Task directions:
Copy every one of the lines below verbatim. Keep their original order and leave each character unchanged.

Entries:

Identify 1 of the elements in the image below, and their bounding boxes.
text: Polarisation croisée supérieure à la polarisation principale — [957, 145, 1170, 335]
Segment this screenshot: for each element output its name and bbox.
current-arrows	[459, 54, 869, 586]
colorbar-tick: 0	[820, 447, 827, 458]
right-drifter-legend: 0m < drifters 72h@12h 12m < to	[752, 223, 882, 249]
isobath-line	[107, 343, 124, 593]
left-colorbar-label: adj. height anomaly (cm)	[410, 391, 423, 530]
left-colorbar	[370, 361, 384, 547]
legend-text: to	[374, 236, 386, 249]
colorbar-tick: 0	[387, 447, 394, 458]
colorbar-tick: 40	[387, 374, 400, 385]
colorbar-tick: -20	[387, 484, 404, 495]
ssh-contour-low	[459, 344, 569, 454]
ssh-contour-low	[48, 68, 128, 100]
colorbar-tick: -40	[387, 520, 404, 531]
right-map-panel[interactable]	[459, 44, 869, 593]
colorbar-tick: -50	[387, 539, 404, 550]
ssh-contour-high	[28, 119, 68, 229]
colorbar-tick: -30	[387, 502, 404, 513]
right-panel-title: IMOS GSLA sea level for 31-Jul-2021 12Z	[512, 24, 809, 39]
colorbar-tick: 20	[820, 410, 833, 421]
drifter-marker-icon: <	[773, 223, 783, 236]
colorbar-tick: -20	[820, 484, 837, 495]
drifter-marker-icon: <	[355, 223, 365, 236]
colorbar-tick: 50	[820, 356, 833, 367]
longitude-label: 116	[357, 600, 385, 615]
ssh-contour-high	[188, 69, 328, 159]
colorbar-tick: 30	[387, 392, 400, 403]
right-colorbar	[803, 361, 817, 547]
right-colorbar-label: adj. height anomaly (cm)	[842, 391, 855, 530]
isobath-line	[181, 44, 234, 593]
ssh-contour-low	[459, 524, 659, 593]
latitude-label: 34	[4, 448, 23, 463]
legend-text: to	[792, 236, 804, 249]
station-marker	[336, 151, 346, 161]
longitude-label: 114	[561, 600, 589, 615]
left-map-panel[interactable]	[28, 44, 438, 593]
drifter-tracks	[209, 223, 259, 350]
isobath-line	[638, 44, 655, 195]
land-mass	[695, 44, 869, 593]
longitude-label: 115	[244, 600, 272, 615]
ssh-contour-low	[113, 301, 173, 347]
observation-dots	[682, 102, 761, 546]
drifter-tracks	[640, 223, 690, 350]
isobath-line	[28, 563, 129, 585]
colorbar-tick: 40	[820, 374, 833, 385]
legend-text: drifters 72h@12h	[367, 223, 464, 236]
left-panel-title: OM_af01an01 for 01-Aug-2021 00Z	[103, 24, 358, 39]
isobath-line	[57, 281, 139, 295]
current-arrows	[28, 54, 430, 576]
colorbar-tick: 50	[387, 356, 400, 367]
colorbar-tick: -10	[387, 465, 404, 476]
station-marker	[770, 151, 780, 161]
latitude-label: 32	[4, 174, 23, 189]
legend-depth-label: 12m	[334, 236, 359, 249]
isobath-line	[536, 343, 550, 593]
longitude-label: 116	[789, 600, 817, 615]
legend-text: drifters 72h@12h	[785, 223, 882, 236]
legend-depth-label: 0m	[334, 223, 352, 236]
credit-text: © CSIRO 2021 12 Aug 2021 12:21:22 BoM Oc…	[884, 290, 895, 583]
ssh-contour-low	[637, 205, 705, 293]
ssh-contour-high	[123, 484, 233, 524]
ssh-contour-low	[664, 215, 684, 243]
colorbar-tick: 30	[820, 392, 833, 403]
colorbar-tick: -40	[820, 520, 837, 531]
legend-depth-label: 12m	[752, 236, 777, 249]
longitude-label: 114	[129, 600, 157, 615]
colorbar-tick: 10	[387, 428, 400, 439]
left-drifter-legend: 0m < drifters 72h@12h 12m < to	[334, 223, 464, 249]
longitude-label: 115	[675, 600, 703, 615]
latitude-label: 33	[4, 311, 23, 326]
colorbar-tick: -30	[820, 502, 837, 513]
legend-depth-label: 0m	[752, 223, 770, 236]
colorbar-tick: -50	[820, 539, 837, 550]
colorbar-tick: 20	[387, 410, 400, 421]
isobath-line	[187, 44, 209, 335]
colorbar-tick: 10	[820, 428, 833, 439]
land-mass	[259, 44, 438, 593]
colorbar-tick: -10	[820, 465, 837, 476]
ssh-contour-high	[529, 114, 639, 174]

Response to the exercise:
Identify 1 of the elements in the image below, and their bounding boxes.
text: Polarisation croisée supérieure à la polarisation principale — [957, 145, 1170, 335]
Segment this screenshot: for each element output its name and bbox.
current-arrows	[459, 54, 869, 586]
colorbar-tick: 0	[820, 447, 827, 458]
right-drifter-legend: 0m < drifters 72h@12h 12m < to	[752, 223, 882, 249]
isobath-line	[107, 343, 124, 593]
left-colorbar-label: adj. height anomaly (cm)	[410, 391, 423, 530]
left-colorbar	[370, 361, 384, 547]
legend-text: to	[374, 236, 386, 249]
colorbar-tick: 0	[387, 447, 394, 458]
colorbar-tick: 40	[387, 374, 400, 385]
colorbar-tick: -20	[387, 484, 404, 495]
ssh-contour-low	[459, 344, 569, 454]
ssh-contour-low	[48, 68, 128, 100]
colorbar-tick: -40	[387, 520, 404, 531]
right-map-panel[interactable]	[459, 44, 869, 593]
colorbar-tick: -50	[387, 539, 404, 550]
ssh-contour-high	[28, 119, 68, 229]
colorbar-tick: -30	[387, 502, 404, 513]
right-panel-title: IMOS GSLA sea level for 31-Jul-2021 12Z	[512, 24, 809, 39]
colorbar-tick: 20	[820, 410, 833, 421]
drifter-marker-icon: <	[773, 223, 783, 236]
colorbar-tick: -20	[820, 484, 837, 495]
drifter-marker-icon: <	[355, 223, 365, 236]
colorbar-tick: 50	[820, 356, 833, 367]
longitude-label: 116	[357, 600, 385, 615]
ssh-contour-high	[188, 69, 328, 159]
colorbar-tick: 30	[387, 392, 400, 403]
right-colorbar	[803, 361, 817, 547]
right-colorbar-label: adj. height anomaly (cm)	[842, 391, 855, 530]
isobath-line	[181, 44, 234, 593]
ssh-contour-low	[459, 524, 659, 593]
latitude-label: 34	[4, 448, 23, 463]
legend-text: to	[792, 236, 804, 249]
station-marker	[336, 151, 346, 161]
longitude-label: 114	[561, 600, 589, 615]
left-map-panel[interactable]	[28, 44, 438, 593]
drifter-tracks	[209, 223, 259, 350]
isobath-line	[638, 44, 655, 195]
land-mass	[695, 44, 869, 593]
longitude-label: 115	[244, 600, 272, 615]
ssh-contour-low	[113, 301, 173, 347]
observation-dots	[682, 102, 761, 546]
drifter-tracks	[640, 223, 690, 350]
isobath-line	[28, 563, 129, 585]
colorbar-tick: 40	[820, 374, 833, 385]
legend-text: drifters 72h@12h	[367, 223, 464, 236]
left-panel-title: OM_af01an01 for 01-Aug-2021 00Z	[103, 24, 358, 39]
isobath-line	[57, 281, 139, 295]
current-arrows	[28, 54, 430, 576]
colorbar-tick: 50	[387, 356, 400, 367]
colorbar-tick: -10	[387, 465, 404, 476]
station-marker	[770, 151, 780, 161]
latitude-label: 32	[4, 174, 23, 189]
legend-depth-label: 12m	[334, 236, 359, 249]
isobath-line	[536, 343, 550, 593]
longitude-label: 116	[789, 600, 817, 615]
legend-text: drifters 72h@12h	[785, 223, 882, 236]
legend-depth-label: 0m	[334, 223, 352, 236]
credit-text: © CSIRO 2021 12 Aug 2021 12:21:22 BoM Oc…	[884, 290, 895, 583]
ssh-contour-low	[637, 205, 705, 293]
ssh-contour-high	[123, 484, 233, 524]
ssh-contour-low	[664, 215, 684, 243]
colorbar-tick: 30	[820, 392, 833, 403]
colorbar-tick: -40	[820, 520, 837, 531]
legend-depth-label: 12m	[752, 236, 777, 249]
longitude-label: 114	[129, 600, 157, 615]
colorbar-tick: 10	[387, 428, 400, 439]
left-drifter-legend: 0m < drifters 72h@12h 12m < to	[334, 223, 464, 249]
longitude-label: 115	[675, 600, 703, 615]
latitude-label: 33	[4, 311, 23, 326]
colorbar-tick: -30	[820, 502, 837, 513]
legend-depth-label: 0m	[752, 223, 770, 236]
colorbar-tick: -50	[820, 539, 837, 550]
colorbar-tick: 20	[387, 410, 400, 421]
isobath-line	[187, 44, 209, 335]
colorbar-tick: 10	[820, 428, 833, 439]
land-mass	[259, 44, 438, 593]
colorbar-tick: -10	[820, 465, 837, 476]
ssh-contour-high	[529, 114, 639, 174]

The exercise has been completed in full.